#### SET EXERCISE:
Search the material for the word "heading" and copy each line that holds it.

Collected data entries:
=-=-=

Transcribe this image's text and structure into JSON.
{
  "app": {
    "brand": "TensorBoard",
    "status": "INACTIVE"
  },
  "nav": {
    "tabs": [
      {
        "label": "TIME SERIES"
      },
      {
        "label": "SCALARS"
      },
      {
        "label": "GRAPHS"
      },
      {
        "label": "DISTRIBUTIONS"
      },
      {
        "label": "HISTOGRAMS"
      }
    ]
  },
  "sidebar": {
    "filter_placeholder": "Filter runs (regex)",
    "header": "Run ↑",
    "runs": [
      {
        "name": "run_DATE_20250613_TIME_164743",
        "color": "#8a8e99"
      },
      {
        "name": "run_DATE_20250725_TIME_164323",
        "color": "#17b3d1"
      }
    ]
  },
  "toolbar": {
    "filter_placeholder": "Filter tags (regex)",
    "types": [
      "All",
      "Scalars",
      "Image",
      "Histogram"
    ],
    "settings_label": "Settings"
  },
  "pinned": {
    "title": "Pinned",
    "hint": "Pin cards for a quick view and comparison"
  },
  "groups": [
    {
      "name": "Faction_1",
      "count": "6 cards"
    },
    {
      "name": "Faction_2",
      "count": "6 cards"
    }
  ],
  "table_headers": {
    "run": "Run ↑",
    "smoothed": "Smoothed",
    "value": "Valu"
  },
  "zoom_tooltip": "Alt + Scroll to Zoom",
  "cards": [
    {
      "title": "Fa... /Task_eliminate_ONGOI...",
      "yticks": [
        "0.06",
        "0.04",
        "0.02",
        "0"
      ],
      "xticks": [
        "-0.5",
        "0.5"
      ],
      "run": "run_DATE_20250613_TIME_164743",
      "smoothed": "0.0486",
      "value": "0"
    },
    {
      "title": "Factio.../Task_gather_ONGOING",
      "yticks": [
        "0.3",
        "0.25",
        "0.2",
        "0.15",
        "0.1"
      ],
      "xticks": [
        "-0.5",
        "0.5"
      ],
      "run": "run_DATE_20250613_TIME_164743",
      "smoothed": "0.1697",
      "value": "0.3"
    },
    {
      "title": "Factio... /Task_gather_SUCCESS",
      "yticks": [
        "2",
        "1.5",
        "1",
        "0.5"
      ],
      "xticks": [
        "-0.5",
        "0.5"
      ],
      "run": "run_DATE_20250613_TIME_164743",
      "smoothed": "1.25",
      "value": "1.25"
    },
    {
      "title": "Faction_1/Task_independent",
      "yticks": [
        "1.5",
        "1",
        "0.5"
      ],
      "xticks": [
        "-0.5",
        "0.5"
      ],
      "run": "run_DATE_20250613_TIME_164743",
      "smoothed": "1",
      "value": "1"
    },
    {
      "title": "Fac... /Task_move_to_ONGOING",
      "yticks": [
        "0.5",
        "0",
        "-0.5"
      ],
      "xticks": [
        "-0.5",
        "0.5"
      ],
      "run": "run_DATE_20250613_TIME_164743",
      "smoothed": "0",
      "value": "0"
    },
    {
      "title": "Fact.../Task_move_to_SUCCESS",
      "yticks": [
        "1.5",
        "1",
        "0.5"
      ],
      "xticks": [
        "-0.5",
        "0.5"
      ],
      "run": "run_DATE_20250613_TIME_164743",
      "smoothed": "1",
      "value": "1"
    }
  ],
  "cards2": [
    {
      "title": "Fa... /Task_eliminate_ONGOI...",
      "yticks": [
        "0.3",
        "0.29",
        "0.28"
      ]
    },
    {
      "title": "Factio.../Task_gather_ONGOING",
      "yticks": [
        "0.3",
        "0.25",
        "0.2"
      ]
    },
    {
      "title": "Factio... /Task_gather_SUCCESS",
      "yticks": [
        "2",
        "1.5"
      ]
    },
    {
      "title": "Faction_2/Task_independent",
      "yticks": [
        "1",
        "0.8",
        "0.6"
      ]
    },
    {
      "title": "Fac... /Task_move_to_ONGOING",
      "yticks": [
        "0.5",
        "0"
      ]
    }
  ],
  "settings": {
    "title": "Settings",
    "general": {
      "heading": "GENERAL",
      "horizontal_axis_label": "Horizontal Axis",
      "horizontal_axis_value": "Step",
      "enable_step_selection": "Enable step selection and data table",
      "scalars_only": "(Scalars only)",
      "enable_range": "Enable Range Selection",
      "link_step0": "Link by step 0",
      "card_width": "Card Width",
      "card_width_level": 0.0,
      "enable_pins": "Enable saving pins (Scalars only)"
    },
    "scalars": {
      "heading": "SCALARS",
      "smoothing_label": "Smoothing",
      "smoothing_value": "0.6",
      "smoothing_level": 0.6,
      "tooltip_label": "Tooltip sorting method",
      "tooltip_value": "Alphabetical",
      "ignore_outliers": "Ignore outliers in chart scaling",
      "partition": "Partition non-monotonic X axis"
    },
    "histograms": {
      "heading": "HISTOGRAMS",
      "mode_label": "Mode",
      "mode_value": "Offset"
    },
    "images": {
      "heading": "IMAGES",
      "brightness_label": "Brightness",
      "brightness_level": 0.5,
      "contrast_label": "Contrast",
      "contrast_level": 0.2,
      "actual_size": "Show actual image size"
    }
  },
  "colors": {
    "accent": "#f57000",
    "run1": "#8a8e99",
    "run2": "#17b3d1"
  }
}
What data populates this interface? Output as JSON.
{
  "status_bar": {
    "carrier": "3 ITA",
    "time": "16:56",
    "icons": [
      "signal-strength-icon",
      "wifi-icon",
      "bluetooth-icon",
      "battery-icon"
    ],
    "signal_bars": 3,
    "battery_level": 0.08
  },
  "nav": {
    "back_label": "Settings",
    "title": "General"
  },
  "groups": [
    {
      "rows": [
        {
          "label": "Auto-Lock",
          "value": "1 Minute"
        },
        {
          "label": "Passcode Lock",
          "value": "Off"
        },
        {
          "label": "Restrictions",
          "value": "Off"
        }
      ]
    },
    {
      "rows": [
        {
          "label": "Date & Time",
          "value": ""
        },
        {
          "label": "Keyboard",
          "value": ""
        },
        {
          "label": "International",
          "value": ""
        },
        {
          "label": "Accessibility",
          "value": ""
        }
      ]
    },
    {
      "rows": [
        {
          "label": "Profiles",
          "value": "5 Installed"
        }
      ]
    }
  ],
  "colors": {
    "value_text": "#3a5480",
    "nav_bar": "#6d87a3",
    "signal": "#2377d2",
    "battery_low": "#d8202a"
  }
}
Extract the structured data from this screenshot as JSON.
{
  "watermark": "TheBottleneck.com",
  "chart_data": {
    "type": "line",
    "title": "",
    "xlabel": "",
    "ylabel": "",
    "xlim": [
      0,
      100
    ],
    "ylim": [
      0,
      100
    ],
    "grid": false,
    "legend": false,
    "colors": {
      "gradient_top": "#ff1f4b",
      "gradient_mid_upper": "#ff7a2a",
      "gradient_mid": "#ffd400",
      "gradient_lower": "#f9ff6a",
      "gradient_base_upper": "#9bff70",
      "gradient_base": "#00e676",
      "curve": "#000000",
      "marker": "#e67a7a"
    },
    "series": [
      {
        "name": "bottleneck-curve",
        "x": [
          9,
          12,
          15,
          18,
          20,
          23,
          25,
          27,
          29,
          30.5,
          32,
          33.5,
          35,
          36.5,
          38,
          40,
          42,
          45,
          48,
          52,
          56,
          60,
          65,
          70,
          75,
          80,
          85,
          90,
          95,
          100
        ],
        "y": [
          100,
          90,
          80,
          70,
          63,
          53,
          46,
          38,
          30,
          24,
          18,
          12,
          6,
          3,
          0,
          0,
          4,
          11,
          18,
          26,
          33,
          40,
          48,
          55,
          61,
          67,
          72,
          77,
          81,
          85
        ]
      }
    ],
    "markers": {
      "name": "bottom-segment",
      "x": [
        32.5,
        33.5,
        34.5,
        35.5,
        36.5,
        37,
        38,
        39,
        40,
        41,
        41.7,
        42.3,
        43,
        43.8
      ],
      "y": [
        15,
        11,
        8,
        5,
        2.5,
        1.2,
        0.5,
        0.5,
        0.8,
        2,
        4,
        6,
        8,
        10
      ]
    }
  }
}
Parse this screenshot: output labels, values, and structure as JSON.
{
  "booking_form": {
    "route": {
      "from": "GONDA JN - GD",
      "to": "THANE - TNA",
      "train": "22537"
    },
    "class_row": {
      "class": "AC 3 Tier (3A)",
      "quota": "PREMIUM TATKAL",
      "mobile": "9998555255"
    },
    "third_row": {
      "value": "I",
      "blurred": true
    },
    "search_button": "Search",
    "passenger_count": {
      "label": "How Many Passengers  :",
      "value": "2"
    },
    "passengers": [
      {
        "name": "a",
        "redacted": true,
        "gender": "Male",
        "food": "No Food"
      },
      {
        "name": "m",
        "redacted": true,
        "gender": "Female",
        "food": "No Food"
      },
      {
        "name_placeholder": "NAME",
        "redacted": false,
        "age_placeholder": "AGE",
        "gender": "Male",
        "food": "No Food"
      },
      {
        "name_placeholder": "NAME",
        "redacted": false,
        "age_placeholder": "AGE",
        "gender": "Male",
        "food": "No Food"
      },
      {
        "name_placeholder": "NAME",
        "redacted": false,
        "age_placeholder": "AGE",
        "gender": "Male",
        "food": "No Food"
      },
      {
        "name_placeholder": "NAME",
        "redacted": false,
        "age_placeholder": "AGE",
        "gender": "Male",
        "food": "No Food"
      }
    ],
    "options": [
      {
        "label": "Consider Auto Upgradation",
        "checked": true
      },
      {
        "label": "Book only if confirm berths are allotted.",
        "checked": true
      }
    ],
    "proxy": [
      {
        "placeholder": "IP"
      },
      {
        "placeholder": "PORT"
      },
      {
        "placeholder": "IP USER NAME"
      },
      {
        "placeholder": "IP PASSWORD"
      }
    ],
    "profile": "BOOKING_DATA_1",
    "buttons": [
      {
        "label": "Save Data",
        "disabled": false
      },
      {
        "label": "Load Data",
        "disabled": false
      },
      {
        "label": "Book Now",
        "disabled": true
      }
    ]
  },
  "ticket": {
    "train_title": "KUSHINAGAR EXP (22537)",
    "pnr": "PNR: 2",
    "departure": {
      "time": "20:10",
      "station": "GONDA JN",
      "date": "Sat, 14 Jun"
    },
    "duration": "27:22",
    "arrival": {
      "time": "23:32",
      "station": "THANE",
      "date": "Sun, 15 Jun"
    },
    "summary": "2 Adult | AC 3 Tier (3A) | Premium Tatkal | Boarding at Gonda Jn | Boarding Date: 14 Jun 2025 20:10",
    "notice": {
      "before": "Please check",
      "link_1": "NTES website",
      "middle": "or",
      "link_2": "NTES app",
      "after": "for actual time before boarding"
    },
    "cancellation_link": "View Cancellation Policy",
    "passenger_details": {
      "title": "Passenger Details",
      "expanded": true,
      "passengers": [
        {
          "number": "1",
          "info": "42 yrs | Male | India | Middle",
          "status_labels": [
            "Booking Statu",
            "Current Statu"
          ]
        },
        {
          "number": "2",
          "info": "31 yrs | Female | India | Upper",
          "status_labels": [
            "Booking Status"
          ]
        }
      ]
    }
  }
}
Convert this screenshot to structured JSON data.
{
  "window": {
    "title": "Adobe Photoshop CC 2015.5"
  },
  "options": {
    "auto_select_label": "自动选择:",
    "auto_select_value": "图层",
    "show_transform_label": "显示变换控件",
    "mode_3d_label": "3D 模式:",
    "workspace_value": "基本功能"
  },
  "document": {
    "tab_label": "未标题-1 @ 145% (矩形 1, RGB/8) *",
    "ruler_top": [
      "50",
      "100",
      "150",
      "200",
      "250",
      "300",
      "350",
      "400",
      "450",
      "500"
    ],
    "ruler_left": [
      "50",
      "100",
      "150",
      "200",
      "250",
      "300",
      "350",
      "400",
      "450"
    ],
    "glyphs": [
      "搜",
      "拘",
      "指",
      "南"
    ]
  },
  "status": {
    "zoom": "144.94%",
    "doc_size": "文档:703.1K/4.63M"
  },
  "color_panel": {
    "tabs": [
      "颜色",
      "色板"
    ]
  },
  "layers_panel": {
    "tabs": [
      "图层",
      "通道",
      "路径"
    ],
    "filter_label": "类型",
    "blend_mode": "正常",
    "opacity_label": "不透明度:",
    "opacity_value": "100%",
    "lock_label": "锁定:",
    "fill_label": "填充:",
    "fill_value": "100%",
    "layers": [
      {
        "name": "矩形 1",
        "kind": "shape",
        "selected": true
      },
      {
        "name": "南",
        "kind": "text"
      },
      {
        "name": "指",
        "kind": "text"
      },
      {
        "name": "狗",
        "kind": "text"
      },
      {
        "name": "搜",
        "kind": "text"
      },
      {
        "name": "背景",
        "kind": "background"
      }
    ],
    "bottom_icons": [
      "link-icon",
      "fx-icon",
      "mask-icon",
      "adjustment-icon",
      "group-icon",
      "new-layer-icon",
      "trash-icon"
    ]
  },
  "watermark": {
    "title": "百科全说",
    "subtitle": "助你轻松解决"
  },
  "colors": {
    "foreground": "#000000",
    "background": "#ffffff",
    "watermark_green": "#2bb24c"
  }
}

=-=-=

#### OUTPUT FOR THIS TASK:
      "heading": "GENERAL",
      "heading": "SCALARS",
      "heading": "HISTOGRAMS",
      "heading": "IMAGES",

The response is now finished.